• **Input rows**
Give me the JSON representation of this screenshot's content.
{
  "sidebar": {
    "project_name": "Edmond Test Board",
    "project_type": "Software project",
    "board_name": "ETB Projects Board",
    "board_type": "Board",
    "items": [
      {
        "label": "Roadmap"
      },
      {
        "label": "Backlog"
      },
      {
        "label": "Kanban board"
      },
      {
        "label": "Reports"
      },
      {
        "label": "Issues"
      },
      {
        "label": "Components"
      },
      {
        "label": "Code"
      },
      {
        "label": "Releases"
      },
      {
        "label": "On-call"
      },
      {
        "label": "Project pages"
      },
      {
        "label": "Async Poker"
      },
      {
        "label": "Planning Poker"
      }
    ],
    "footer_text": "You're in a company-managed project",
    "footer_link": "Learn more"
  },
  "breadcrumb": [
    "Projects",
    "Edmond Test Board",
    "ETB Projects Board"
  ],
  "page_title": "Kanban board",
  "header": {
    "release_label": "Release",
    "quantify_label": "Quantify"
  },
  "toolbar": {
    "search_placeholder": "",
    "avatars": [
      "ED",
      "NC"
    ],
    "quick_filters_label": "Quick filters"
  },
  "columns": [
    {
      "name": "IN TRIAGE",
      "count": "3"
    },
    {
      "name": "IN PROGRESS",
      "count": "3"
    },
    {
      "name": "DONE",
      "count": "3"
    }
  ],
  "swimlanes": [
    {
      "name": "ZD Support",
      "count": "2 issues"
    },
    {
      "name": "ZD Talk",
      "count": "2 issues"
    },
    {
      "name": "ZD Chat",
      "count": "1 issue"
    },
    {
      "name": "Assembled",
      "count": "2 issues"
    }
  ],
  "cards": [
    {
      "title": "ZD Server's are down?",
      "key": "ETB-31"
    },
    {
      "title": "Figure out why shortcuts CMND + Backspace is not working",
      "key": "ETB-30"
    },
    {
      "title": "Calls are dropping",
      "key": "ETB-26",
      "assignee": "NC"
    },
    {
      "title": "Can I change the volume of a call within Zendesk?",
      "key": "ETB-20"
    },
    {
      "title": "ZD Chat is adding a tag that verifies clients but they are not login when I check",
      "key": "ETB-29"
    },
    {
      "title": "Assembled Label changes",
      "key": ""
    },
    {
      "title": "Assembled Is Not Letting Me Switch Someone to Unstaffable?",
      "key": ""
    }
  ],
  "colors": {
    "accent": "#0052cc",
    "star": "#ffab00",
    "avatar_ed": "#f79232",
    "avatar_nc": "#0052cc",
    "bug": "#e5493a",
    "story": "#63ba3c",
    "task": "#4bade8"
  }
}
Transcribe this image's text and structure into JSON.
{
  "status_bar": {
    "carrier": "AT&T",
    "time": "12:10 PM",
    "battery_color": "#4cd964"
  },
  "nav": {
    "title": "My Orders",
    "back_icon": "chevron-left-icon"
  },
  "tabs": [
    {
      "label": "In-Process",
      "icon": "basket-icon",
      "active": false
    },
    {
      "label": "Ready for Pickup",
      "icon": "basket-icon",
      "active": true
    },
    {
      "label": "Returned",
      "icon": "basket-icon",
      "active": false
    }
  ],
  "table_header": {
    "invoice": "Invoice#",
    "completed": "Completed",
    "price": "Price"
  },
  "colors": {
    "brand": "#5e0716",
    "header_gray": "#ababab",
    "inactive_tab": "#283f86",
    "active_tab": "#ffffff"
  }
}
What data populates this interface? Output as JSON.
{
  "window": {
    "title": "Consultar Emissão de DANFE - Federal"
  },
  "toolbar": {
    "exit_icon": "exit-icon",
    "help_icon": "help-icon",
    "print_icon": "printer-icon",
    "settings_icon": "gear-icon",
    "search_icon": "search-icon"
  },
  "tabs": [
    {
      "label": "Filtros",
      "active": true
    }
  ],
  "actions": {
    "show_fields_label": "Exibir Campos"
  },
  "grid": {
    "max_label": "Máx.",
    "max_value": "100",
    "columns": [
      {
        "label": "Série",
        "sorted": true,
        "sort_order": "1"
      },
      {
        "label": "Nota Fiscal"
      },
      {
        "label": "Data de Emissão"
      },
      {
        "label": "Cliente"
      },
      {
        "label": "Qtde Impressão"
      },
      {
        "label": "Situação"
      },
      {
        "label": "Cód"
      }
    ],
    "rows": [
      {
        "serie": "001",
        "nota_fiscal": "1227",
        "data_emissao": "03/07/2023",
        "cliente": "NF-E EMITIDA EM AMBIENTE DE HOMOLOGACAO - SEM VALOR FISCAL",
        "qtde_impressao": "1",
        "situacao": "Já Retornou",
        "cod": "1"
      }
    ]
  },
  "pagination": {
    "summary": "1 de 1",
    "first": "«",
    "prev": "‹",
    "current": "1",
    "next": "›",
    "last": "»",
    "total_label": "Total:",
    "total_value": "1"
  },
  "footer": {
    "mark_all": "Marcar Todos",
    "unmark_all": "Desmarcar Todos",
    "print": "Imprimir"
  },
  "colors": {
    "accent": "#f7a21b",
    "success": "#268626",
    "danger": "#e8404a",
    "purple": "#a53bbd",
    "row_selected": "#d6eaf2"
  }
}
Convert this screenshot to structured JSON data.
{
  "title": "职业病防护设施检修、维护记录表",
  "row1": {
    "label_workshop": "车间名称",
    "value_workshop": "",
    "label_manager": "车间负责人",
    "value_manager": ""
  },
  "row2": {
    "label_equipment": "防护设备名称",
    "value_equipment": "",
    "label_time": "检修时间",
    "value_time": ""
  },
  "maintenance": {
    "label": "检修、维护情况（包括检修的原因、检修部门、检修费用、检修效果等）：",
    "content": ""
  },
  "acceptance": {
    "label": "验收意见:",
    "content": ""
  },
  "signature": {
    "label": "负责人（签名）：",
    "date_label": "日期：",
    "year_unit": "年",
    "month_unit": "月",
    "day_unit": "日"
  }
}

• **Objective**
From the records above, extract everything verbatim.

• **Exercise answer**
Give me the JSON representation of this screenshot's content.
{
  "sidebar": {
    "project_name": "Edmond Test Board",
    "project_type": "Software project",
    "board_name": "ETB Projects Board",
    "board_type": "Board",
    "items": [
      {
        "label": "Roadmap"
      },
      {
        "label": "Backlog"
      },
      {
        "label": "Kanban board"
      },
      {
        "label": "Reports"
      },
      {
        "label": "Issues"
      },
      {
        "label": "Components"
      },
      {
        "label": "Code"
      },
      {
        "label": "Releases"
      },
      {
        "label": "On-call"
      },
      {
        "label": "Project pages"
      },
      {
        "label": "Async Poker"
      },
      {
        "label": "Planning Poker"
      }
    ],
    "footer_text": "You're in a company-managed project",
    "footer_link": "Learn more"
  },
  "breadcrumb": [
    "Projects",
    "Edmond Test Board",
    "ETB Projects Board"
  ],
  "page_title": "Kanban board",
  "header": {
    "release_label": "Release",
    "quantify_label": "Quantify"
  },
  "toolbar": {
    "search_placeholder": "",
    "avatars": [
      "ED",
      "NC"
    ],
    "quick_filters_label": "Quick filters"
  },
  "columns": [
    {
      "name": "IN TRIAGE",
      "count": "3"
    },
    {
      "name": "IN PROGRESS",
      "count": "3"
    },
    {
      "name": "DONE",
      "count": "3"
    }
  ],
  "swimlanes": [
    {
      "name": "ZD Support",
      "count": "2 issues"
    },
    {
      "name": "ZD Talk",
      "count": "2 issues"
    },
    {
      "name": "ZD Chat",
      "count": "1 issue"
    },
    {
      "name": "Assembled",
      "count": "2 issues"
    }
  ],
  "cards": [
    {
      "title": "ZD Server's are down?",
      "key": "ETB-31"
    },
    {
      "title": "Figure out why shortcuts CMND + Backspace is not working",
      "key": "ETB-30"
    },
    {
      "title": "Calls are dropping",
      "key": "ETB-26",
      "assignee": "NC"
    },
    {
      "title": "Can I change the volume of a call within Zendesk?",
      "key": "ETB-20"
    },
    {
      "title": "ZD Chat is adding a tag that verifies clients but they are not login when I check",
      "key": "ETB-29"
    },
    {
      "title": "Assembled Label changes",
      "key": ""
    },
    {
      "title": "Assembled Is Not Letting Me Switch Someone to Unstaffable?",
      "key": ""
    }
  ],
  "colors": {
    "accent": "#0052cc",
    "star": "#ffab00",
    "avatar_ed": "#f79232",
    "avatar_nc": "#0052cc",
    "bug": "#e5493a",
    "story": "#63ba3c",
    "task": "#4bade8"
  }
}
Transcribe this image's text and structure into JSON.
{
  "status_bar": {
    "carrier": "AT&T",
    "time": "12:10 PM",
    "battery_color": "#4cd964"
  },
  "nav": {
    "title": "My Orders",
    "back_icon": "chevron-left-icon"
  },
  "tabs": [
    {
      "label": "In-Process",
      "icon": "basket-icon",
      "active": false
    },
    {
      "label": "Ready for Pickup",
      "icon": "basket-icon",
      "active": true
    },
    {
      "label": "Returned",
      "icon": "basket-icon",
      "active": false
    }
  ],
  "table_header": {
    "invoice": "Invoice#",
    "completed": "Completed",
    "price": "Price"
  },
  "colors": {
    "brand": "#5e0716",
    "header_gray": "#ababab",
    "inactive_tab": "#283f86",
    "active_tab": "#ffffff"
  }
}
What data populates this interface? Output as JSON.
{
  "window": {
    "title": "Consultar Emissão de DANFE - Federal"
  },
  "toolbar": {
    "exit_icon": "exit-icon",
    "help_icon": "help-icon",
    "print_icon": "printer-icon",
    "settings_icon": "gear-icon",
    "search_icon": "search-icon"
  },
  "tabs": [
    {
      "label": "Filtros",
      "active": true
    }
  ],
  "actions": {
    "show_fields_label": "Exibir Campos"
  },
  "grid": {
    "max_label": "Máx.",
    "max_value": "100",
    "columns": [
      {
        "label": "Série",
        "sorted": true,
        "sort_order": "1"
      },
      {
        "label": "Nota Fiscal"
      },
      {
        "label": "Data de Emissão"
      },
      {
        "label": "Cliente"
      },
      {
        "label": "Qtde Impressão"
      },
      {
        "label": "Situação"
      },
      {
        "label": "Cód"
      }
    ],
    "rows": [
      {
        "serie": "001",
        "nota_fiscal": "1227",
        "data_emissao": "03/07/2023",
        "cliente": "NF-E EMITIDA EM AMBIENTE DE HOMOLOGACAO - SEM VALOR FISCAL",
        "qtde_impressao": "1",
        "situacao": "Já Retornou",
        "cod": "1"
      }
    ]
  },
  "pagination": {
    "summary": "1 de 1",
    "first": "«",
    "prev": "‹",
    "current": "1",
    "next": "›",
    "last": "»",
    "total_label": "Total:",
    "total_value": "1"
  },
  "footer": {
    "mark_all": "Marcar Todos",
    "unmark_all": "Desmarcar Todos",
    "print": "Imprimir"
  },
  "colors": {
    "accent": "#f7a21b",
    "success": "#268626",
    "danger": "#e8404a",
    "purple": "#a53bbd",
    "row_selected": "#d6eaf2"
  }
}
Convert this screenshot to structured JSON data.
{
  "title": "职业病防护设施检修、维护记录表",
  "row1": {
    "label_workshop": "车间名称",
    "value_workshop": "",
    "label_manager": "车间负责人",
    "value_manager": ""
  },
  "row2": {
    "label_equipment": "防护设备名称",
    "value_equipment": "",
    "label_time": "检修时间",
    "value_time": ""
  },
  "maintenance": {
    "label": "检修、维护情况（包括检修的原因、检修部门、检修费用、检修效果等）：",
    "content": ""
  },
  "acceptance": {
    "label": "验收意见:",
    "content": ""
  },
  "signature": {
    "label": "负责人（签名）：",
    "date_label": "日期：",
    "year_unit": "年",
    "month_unit": "月",
    "day_unit": "日"
  }
}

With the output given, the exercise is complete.